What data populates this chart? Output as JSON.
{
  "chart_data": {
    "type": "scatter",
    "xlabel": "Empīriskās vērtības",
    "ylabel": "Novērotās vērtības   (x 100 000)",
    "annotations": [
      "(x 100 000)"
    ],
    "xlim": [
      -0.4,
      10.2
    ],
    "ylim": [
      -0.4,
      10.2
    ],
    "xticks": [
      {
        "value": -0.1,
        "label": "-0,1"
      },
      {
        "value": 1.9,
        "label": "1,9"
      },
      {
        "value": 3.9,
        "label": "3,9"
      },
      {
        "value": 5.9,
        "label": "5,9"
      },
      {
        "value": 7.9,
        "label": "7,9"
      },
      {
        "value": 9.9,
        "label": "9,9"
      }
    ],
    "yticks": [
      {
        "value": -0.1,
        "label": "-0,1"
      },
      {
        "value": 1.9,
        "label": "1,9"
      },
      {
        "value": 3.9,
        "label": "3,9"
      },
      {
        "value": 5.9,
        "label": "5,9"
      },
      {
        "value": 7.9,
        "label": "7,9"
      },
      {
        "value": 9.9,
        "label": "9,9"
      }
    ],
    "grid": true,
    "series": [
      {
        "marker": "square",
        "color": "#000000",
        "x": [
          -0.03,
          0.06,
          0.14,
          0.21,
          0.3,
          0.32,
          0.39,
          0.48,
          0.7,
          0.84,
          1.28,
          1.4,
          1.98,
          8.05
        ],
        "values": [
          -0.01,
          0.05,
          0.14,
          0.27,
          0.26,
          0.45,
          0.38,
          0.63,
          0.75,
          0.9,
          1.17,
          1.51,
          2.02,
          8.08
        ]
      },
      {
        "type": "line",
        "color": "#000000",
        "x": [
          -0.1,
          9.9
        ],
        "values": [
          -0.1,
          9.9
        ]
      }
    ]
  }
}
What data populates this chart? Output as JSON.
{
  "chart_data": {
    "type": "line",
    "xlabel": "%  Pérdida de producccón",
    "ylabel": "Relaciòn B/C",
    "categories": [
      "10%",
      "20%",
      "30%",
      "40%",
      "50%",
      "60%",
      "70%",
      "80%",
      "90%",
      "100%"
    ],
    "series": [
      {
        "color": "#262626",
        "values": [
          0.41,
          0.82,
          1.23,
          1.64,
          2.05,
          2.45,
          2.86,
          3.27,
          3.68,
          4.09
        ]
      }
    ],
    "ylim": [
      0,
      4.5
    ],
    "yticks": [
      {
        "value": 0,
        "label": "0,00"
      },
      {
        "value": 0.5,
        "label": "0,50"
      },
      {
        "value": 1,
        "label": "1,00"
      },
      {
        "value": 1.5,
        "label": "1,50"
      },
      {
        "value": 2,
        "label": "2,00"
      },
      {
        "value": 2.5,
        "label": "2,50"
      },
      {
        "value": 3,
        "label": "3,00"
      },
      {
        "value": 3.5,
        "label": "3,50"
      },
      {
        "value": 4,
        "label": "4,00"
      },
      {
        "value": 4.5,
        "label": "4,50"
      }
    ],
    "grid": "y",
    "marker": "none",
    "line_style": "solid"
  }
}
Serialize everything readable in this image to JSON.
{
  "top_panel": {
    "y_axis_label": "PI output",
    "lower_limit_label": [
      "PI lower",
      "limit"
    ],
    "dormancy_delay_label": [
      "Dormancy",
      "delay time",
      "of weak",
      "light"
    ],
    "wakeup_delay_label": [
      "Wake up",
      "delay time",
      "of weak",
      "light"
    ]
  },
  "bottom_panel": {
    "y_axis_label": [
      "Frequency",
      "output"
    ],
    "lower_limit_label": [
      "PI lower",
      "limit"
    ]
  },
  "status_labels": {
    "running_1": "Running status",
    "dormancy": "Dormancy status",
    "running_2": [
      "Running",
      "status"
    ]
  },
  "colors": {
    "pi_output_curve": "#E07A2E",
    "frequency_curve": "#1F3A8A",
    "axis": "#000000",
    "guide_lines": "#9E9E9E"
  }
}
◇ ◇ ◇
Return each entry from above without altering a single character.

What data populates this chart? Output as JSON.
{
  "chart_data": {
    "type": "scatter",
    "xlabel": "Empīriskās vērtības",
    "ylabel": "Novērotās vērtības   (x 100 000)",
    "annotations": [
      "(x 100 000)"
    ],
    "xlim": [
      -0.4,
      10.2
    ],
    "ylim": [
      -0.4,
      10.2
    ],
    "xticks": [
      {
        "value": -0.1,
        "label": "-0,1"
      },
      {
        "value": 1.9,
        "label": "1,9"
      },
      {
        "value": 3.9,
        "label": "3,9"
      },
      {
        "value": 5.9,
        "label": "5,9"
      },
      {
        "value": 7.9,
        "label": "7,9"
      },
      {
        "value": 9.9,
        "label": "9,9"
      }
    ],
    "yticks": [
      {
        "value": -0.1,
        "label": "-0,1"
      },
      {
        "value": 1.9,
        "label": "1,9"
      },
      {
        "value": 3.9,
        "label": "3,9"
      },
      {
        "value": 5.9,
        "label": "5,9"
      },
      {
        "value": 7.9,
        "label": "7,9"
      },
      {
        "value": 9.9,
        "label": "9,9"
      }
    ],
    "grid": true,
    "series": [
      {
        "marker": "square",
        "color": "#000000",
        "x": [
          -0.03,
          0.06,
          0.14,
          0.21,
          0.3,
          0.32,
          0.39,
          0.48,
          0.7,
          0.84,
          1.28,
          1.4,
          1.98,
          8.05
        ],
        "values": [
          -0.01,
          0.05,
          0.14,
          0.27,
          0.26,
          0.45,
          0.38,
          0.63,
          0.75,
          0.9,
          1.17,
          1.51,
          2.02,
          8.08
        ]
      },
      {
        "type": "line",
        "color": "#000000",
        "x": [
          -0.1,
          9.9
        ],
        "values": [
          -0.1,
          9.9
        ]
      }
    ]
  }
}
What data populates this chart? Output as JSON.
{
  "chart_data": {
    "type": "line",
    "xlabel": "%  Pérdida de producccón",
    "ylabel": "Relaciòn B/C",
    "categories": [
      "10%",
      "20%",
      "30%",
      "40%",
      "50%",
      "60%",
      "70%",
      "80%",
      "90%",
      "100%"
    ],
    "series": [
      {
        "color": "#262626",
        "values": [
          0.41,
          0.82,
          1.23,
          1.64,
          2.05,
          2.45,
          2.86,
          3.27,
          3.68,
          4.09
        ]
      }
    ],
    "ylim": [
      0,
      4.5
    ],
    "yticks": [
      {
        "value": 0,
        "label": "0,00"
      },
      {
        "value": 0.5,
        "label": "0,50"
      },
      {
        "value": 1,
        "label": "1,00"
      },
      {
        "value": 1.5,
        "label": "1,50"
      },
      {
        "value": 2,
        "label": "2,00"
      },
      {
        "value": 2.5,
        "label": "2,50"
      },
      {
        "value": 3,
        "label": "3,00"
      },
      {
        "value": 3.5,
        "label": "3,50"
      },
      {
        "value": 4,
        "label": "4,00"
      },
      {
        "value": 4.5,
        "label": "4,50"
      }
    ],
    "grid": "y",
    "marker": "none",
    "line_style": "solid"
  }
}
Serialize everything readable in this image to JSON.
{
  "top_panel": {
    "y_axis_label": "PI output",
    "lower_limit_label": [
      "PI lower",
      "limit"
    ],
    "dormancy_delay_label": [
      "Dormancy",
      "delay time",
      "of weak",
      "light"
    ],
    "wakeup_delay_label": [
      "Wake up",
      "delay time",
      "of weak",
      "light"
    ]
  },
  "bottom_panel": {
    "y_axis_label": [
      "Frequency",
      "output"
    ],
    "lower_limit_label": [
      "PI lower",
      "limit"
    ]
  },
  "status_labels": {
    "running_1": "Running status",
    "dormancy": "Dormancy status",
    "running_2": [
      "Running",
      "status"
    ]
  },
  "colors": {
    "pi_output_curve": "#E07A2E",
    "frequency_curve": "#1F3A8A",
    "axis": "#000000",
    "guide_lines": "#9E9E9E"
  }
}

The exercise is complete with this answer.